- _Written exercise_
Copy the lines that follow, keeping every character the same.

- _Available data_
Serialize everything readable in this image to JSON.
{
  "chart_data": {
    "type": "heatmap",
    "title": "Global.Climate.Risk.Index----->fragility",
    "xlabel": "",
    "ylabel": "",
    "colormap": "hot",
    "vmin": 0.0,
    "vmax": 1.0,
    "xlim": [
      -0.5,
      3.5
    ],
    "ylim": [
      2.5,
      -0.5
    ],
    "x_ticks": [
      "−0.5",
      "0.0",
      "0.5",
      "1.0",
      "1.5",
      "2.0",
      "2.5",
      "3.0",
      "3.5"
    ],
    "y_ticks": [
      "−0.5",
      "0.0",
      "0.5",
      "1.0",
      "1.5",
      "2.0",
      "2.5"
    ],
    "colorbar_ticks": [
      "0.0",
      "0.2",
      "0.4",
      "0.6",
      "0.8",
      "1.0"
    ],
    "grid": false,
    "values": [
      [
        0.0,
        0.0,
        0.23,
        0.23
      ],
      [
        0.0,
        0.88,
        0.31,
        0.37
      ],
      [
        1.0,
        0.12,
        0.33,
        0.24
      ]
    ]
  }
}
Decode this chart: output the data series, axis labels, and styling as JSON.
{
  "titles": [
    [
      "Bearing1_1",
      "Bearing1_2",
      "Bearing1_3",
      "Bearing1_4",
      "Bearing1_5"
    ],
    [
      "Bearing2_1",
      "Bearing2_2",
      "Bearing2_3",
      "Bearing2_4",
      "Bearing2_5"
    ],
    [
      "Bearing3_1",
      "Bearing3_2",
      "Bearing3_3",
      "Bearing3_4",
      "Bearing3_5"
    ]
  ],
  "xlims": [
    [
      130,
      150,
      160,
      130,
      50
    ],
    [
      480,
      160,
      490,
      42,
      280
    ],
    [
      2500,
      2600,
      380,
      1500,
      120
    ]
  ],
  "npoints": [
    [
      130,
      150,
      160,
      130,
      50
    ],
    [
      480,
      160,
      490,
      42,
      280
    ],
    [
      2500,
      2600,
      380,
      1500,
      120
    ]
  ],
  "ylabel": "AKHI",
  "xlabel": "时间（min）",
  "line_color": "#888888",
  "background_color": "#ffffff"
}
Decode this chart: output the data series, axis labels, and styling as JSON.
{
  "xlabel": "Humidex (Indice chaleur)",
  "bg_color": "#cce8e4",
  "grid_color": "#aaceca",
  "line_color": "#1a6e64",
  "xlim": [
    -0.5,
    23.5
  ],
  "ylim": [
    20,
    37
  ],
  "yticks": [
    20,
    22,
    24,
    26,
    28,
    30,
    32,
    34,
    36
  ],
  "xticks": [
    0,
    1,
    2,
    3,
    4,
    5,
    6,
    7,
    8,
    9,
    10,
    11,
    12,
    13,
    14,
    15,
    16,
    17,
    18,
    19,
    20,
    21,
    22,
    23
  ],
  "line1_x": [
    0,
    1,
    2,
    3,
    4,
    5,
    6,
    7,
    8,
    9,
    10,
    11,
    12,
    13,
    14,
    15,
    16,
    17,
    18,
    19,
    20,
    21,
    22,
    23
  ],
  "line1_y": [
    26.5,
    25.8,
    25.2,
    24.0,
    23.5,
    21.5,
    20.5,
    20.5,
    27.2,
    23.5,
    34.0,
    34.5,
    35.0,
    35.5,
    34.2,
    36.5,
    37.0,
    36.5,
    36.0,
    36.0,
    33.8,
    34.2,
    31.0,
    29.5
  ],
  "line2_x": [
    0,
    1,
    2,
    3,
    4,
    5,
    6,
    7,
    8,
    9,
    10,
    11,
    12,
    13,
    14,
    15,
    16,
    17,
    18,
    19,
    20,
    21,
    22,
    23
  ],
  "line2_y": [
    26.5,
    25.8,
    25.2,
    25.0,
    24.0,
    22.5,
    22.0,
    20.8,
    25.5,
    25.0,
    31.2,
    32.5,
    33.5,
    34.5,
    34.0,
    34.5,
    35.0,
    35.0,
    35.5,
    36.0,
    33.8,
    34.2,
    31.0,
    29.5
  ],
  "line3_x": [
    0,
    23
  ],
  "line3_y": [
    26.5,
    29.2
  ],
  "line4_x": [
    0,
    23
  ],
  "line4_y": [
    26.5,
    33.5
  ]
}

- _Answer to the exercise_
Serialize everything readable in this image to JSON.
{
  "chart_data": {
    "type": "heatmap",
    "title": "Global.Climate.Risk.Index----->fragility",
    "xlabel": "",
    "ylabel": "",
    "colormap": "hot",
    "vmin": 0.0,
    "vmax": 1.0,
    "xlim": [
      -0.5,
      3.5
    ],
    "ylim": [
      2.5,
      -0.5
    ],
    "x_ticks": [
      "−0.5",
      "0.0",
      "0.5",
      "1.0",
      "1.5",
      "2.0",
      "2.5",
      "3.0",
      "3.5"
    ],
    "y_ticks": [
      "−0.5",
      "0.0",
      "0.5",
      "1.0",
      "1.5",
      "2.0",
      "2.5"
    ],
    "colorbar_ticks": [
      "0.0",
      "0.2",
      "0.4",
      "0.6",
      "0.8",
      "1.0"
    ],
    "grid": false,
    "values": [
      [
        0.0,
        0.0,
        0.23,
        0.23
      ],
      [
        0.0,
        0.88,
        0.31,
        0.37
      ],
      [
        1.0,
        0.12,
        0.33,
        0.24
      ]
    ]
  }
}
Decode this chart: output the data series, axis labels, and styling as JSON.
{
  "titles": [
    [
      "Bearing1_1",
      "Bearing1_2",
      "Bearing1_3",
      "Bearing1_4",
      "Bearing1_5"
    ],
    [
      "Bearing2_1",
      "Bearing2_2",
      "Bearing2_3",
      "Bearing2_4",
      "Bearing2_5"
    ],
    [
      "Bearing3_1",
      "Bearing3_2",
      "Bearing3_3",
      "Bearing3_4",
      "Bearing3_5"
    ]
  ],
  "xlims": [
    [
      130,
      150,
      160,
      130,
      50
    ],
    [
      480,
      160,
      490,
      42,
      280
    ],
    [
      2500,
      2600,
      380,
      1500,
      120
    ]
  ],
  "npoints": [
    [
      130,
      150,
      160,
      130,
      50
    ],
    [
      480,
      160,
      490,
      42,
      280
    ],
    [
      2500,
      2600,
      380,
      1500,
      120
    ]
  ],
  "ylabel": "AKHI",
  "xlabel": "时间（min）",
  "line_color": "#888888",
  "background_color": "#ffffff"
}
Decode this chart: output the data series, axis labels, and styling as JSON.
{
  "xlabel": "Humidex (Indice chaleur)",
  "bg_color": "#cce8e4",
  "grid_color": "#aaceca",
  "line_color": "#1a6e64",
  "xlim": [
    -0.5,
    23.5
  ],
  "ylim": [
    20,
    37
  ],
  "yticks": [
    20,
    22,
    24,
    26,
    28,
    30,
    32,
    34,
    36
  ],
  "xticks": [
    0,
    1,
    2,
    3,
    4,
    5,
    6,
    7,
    8,
    9,
    10,
    11,
    12,
    13,
    14,
    15,
    16,
    17,
    18,
    19,
    20,
    21,
    22,
    23
  ],
  "line1_x": [
    0,
    1,
    2,
    3,
    4,
    5,
    6,
    7,
    8,
    9,
    10,
    11,
    12,
    13,
    14,
    15,
    16,
    17,
    18,
    19,
    20,
    21,
    22,
    23
  ],
  "line1_y": [
    26.5,
    25.8,
    25.2,
    24.0,
    23.5,
    21.5,
    20.5,
    20.5,
    27.2,
    23.5,
    34.0,
    34.5,
    35.0,
    35.5,
    34.2,
    36.5,
    37.0,
    36.5,
    36.0,
    36.0,
    33.8,
    34.2,
    31.0,
    29.5
  ],
  "line2_x": [
    0,
    1,
    2,
    3,
    4,
    5,
    6,
    7,
    8,
    9,
    10,
    11,
    12,
    13,
    14,
    15,
    16,
    17,
    18,
    19,
    20,
    21,
    22,
    23
  ],
  "line2_y": [
    26.5,
    25.8,
    25.2,
    25.0,
    24.0,
    22.5,
    22.0,
    20.8,
    25.5,
    25.0,
    31.2,
    32.5,
    33.5,
    34.5,
    34.0,
    34.5,
    35.0,
    35.0,
    35.5,
    36.0,
    33.8,
    34.2,
    31.0,
    29.5
  ],
  "line3_x": [
    0,
    23
  ],
  "line3_y": [
    26.5,
    29.2
  ],
  "line4_x": [
    0,
    23
  ],
  "line4_y": [
    26.5,
    33.5
  ]
}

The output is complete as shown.